# EXERCISE TASK:
Write out each record below exactly as it appears, with no pictures.

# PROVIDED INFORMATION:

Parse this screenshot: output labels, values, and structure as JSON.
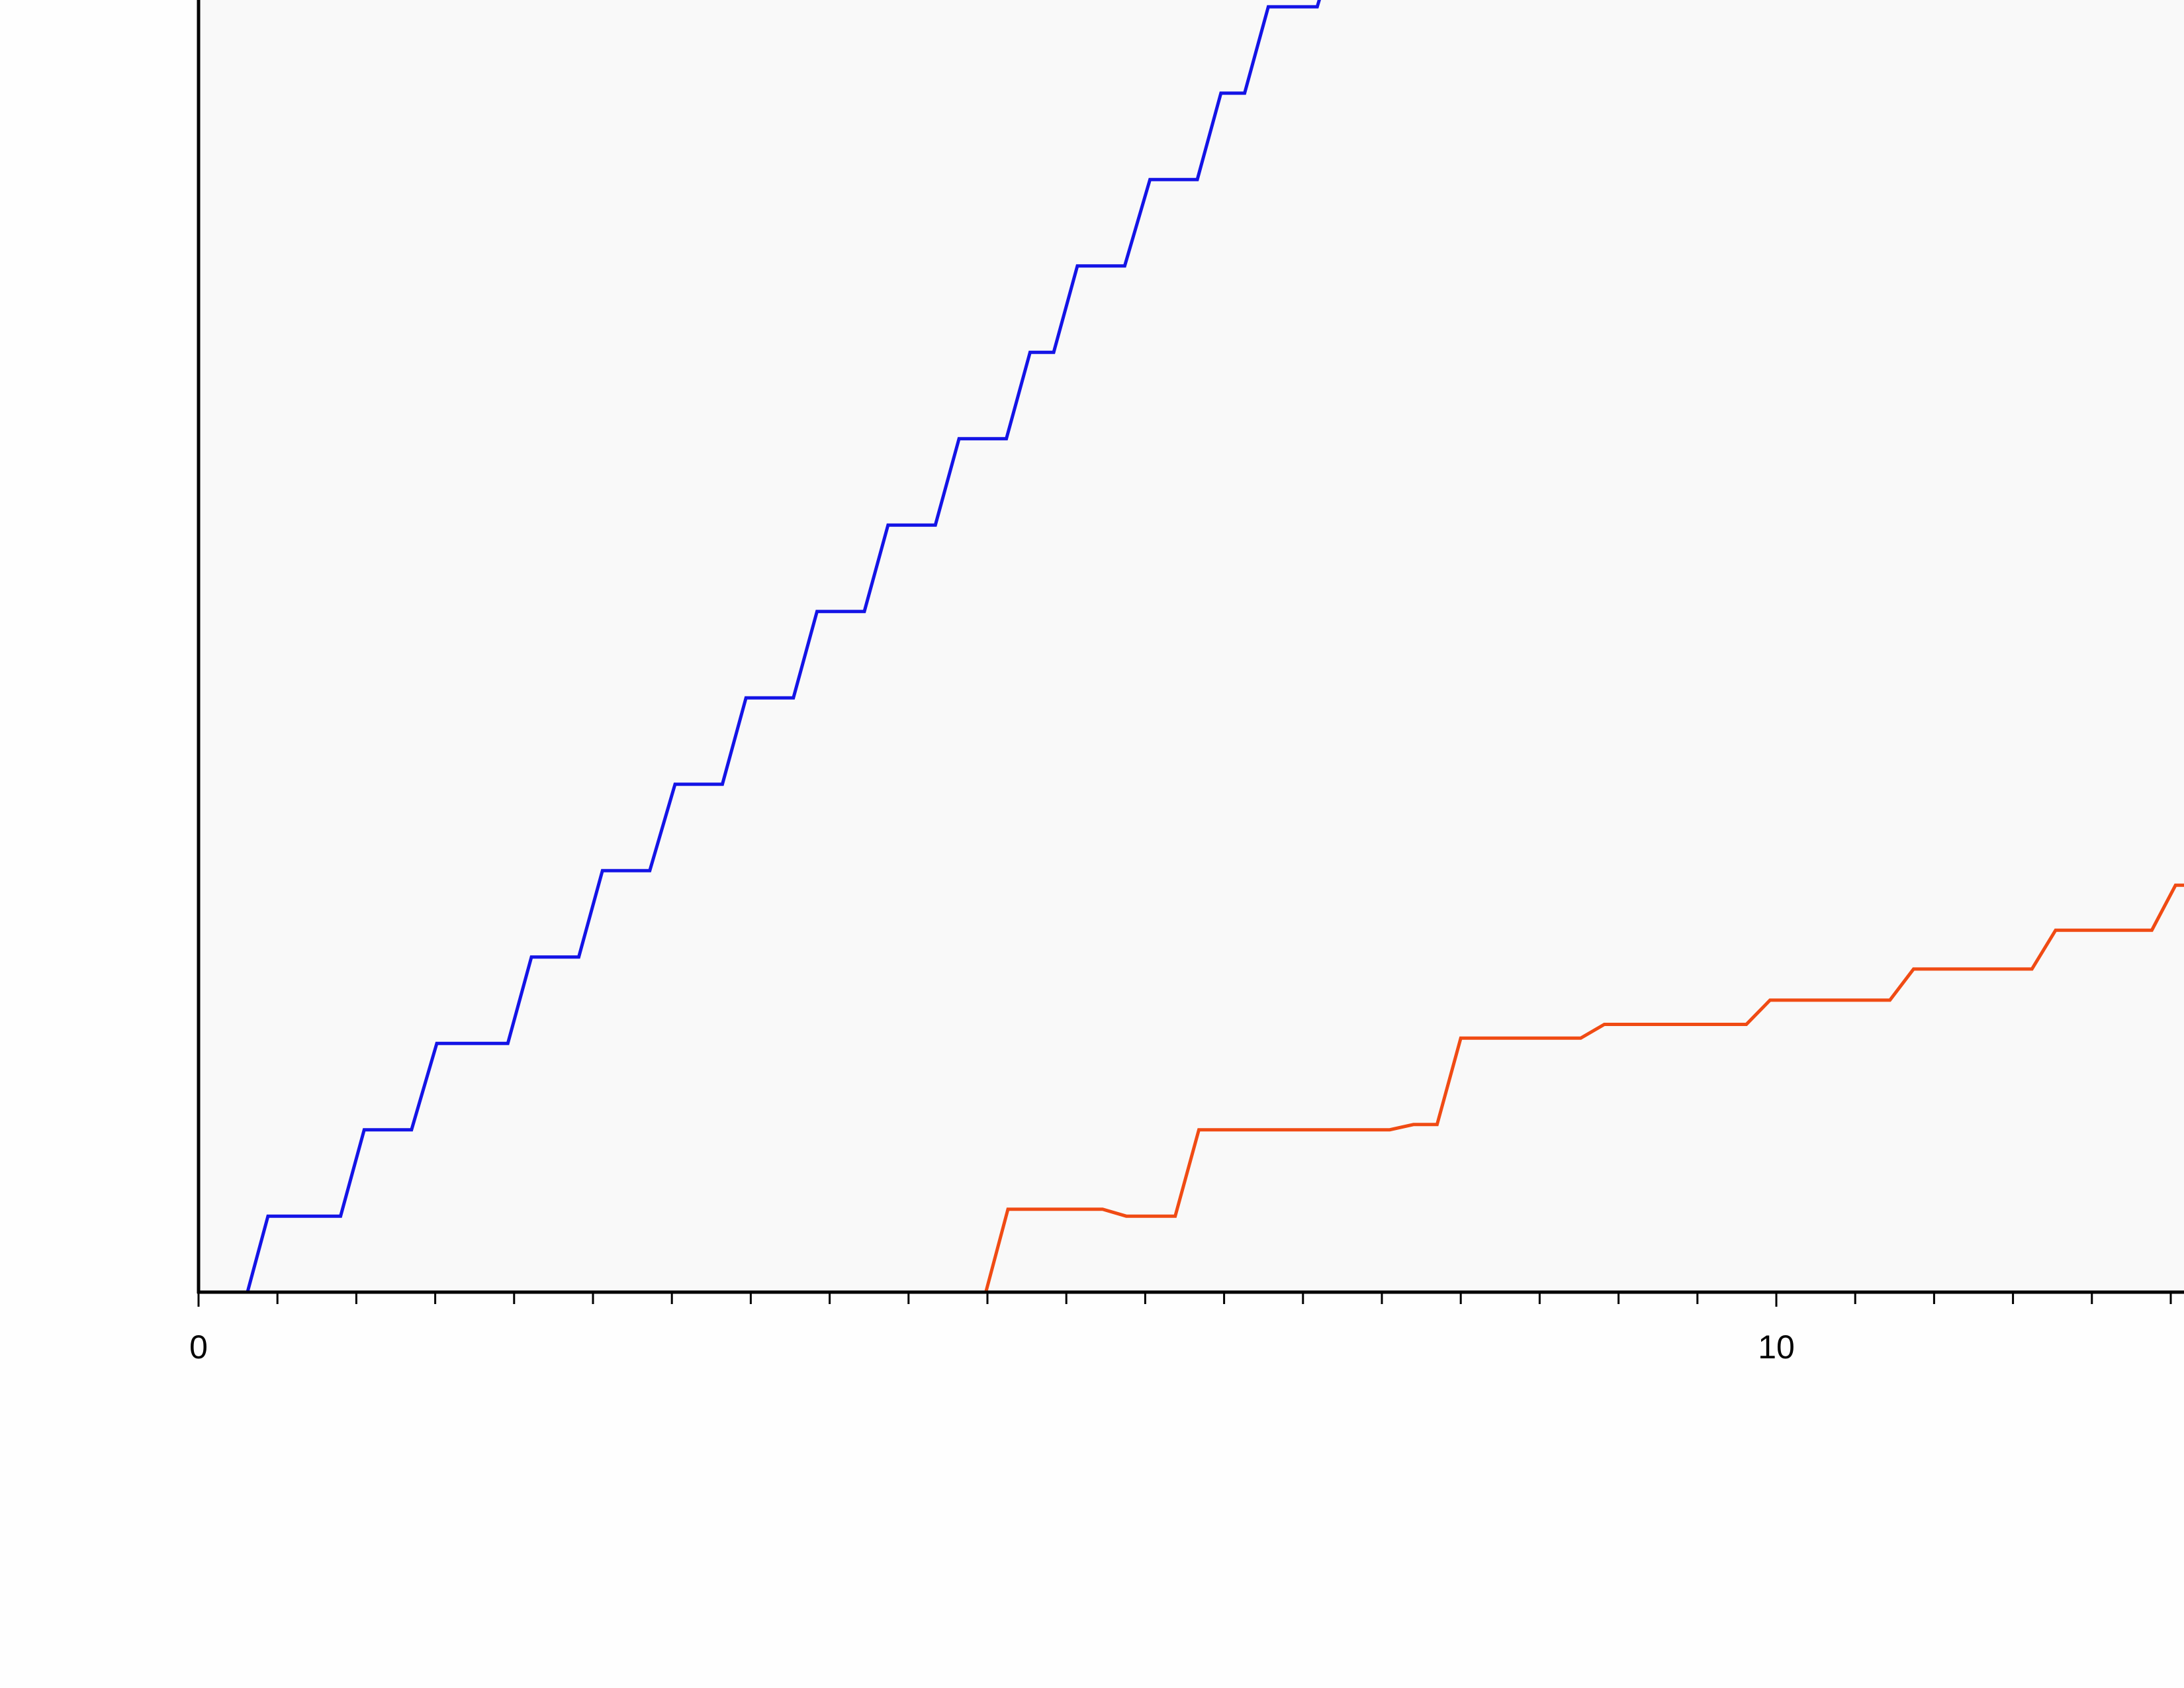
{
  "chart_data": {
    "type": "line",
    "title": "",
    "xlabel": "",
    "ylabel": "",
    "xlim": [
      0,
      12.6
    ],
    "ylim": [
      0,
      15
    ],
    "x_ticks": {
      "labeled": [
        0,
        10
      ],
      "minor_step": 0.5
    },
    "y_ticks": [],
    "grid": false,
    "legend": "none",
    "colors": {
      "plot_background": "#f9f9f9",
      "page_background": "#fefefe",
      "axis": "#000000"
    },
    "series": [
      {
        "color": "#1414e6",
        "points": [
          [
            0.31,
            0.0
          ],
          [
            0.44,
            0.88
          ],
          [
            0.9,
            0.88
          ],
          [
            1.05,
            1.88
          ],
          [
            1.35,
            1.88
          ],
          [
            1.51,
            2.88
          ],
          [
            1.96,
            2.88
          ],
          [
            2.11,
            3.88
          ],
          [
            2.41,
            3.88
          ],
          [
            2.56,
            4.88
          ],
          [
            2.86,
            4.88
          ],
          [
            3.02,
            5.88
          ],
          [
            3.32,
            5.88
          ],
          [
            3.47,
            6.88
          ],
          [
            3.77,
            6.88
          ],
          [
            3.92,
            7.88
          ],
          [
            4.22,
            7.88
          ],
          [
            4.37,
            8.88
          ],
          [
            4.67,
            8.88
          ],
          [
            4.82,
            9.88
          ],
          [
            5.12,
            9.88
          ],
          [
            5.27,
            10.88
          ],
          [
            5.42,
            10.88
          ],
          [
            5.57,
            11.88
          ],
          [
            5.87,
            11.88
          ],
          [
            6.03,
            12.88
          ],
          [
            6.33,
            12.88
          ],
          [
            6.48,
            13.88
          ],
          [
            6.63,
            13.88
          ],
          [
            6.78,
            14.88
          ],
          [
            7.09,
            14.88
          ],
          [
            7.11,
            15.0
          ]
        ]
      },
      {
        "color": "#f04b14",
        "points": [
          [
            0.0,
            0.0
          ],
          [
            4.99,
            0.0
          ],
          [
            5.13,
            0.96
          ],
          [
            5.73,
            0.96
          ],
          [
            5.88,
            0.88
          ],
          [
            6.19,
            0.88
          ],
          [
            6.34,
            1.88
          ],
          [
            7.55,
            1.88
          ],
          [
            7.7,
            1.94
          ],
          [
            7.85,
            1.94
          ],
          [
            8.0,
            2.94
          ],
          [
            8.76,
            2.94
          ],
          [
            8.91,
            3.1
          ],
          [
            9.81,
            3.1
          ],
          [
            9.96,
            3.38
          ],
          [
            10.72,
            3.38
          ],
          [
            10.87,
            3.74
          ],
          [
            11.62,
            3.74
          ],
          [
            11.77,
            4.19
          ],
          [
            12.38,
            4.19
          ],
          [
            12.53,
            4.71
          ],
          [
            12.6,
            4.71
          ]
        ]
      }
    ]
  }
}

# OUTPUT BELOW:
Parse this screenshot: output labels, values, and structure as JSON.
{
  "chart_data": {
    "type": "line",
    "title": "",
    "xlabel": "",
    "ylabel": "",
    "xlim": [
      0,
      12.6
    ],
    "ylim": [
      0,
      15
    ],
    "x_ticks": {
      "labeled": [
        0,
        10
      ],
      "minor_step": 0.5
    },
    "y_ticks": [],
    "grid": false,
    "legend": "none",
    "colors": {
      "plot_background": "#f9f9f9",
      "page_background": "#fefefe",
      "axis": "#000000"
    },
    "series": [
      {
        "color": "#1414e6",
        "points": [
          [
            0.31,
            0.0
          ],
          [
            0.44,
            0.88
          ],
          [
            0.9,
            0.88
          ],
          [
            1.05,
            1.88
          ],
          [
            1.35,
            1.88
          ],
          [
            1.51,
            2.88
          ],
          [
            1.96,
            2.88
          ],
          [
            2.11,
            3.88
          ],
          [
            2.41,
            3.88
          ],
          [
            2.56,
            4.88
          ],
          [
            2.86,
            4.88
          ],
          [
            3.02,
            5.88
          ],
          [
            3.32,
            5.88
          ],
          [
            3.47,
            6.88
          ],
          [
            3.77,
            6.88
          ],
          [
            3.92,
            7.88
          ],
          [
            4.22,
            7.88
          ],
          [
            4.37,
            8.88
          ],
          [
            4.67,
            8.88
          ],
          [
            4.82,
            9.88
          ],
          [
            5.12,
            9.88
          ],
          [
            5.27,
            10.88
          ],
          [
            5.42,
            10.88
          ],
          [
            5.57,
            11.88
          ],
          [
            5.87,
            11.88
          ],
          [
            6.03,
            12.88
          ],
          [
            6.33,
            12.88
          ],
          [
            6.48,
            13.88
          ],
          [
            6.63,
            13.88
          ],
          [
            6.78,
            14.88
          ],
          [
            7.09,
            14.88
          ],
          [
            7.11,
            15.0
          ]
        ]
      },
      {
        "color": "#f04b14",
        "points": [
          [
            0.0,
            0.0
          ],
          [
            4.99,
            0.0
          ],
          [
            5.13,
            0.96
          ],
          [
            5.73,
            0.96
          ],
          [
            5.88,
            0.88
          ],
          [
            6.19,
            0.88
          ],
          [
            6.34,
            1.88
          ],
          [
            7.55,
            1.88
          ],
          [
            7.7,
            1.94
          ],
          [
            7.85,
            1.94
          ],
          [
            8.0,
            2.94
          ],
          [
            8.76,
            2.94
          ],
          [
            8.91,
            3.1
          ],
          [
            9.81,
            3.1
          ],
          [
            9.96,
            3.38
          ],
          [
            10.72,
            3.38
          ],
          [
            10.87,
            3.74
          ],
          [
            11.62,
            3.74
          ],
          [
            11.77,
            4.19
          ],
          [
            12.38,
            4.19
          ],
          [
            12.53,
            4.71
          ],
          [
            12.6,
            4.71
          ]
        ]
      }
    ]
  }
}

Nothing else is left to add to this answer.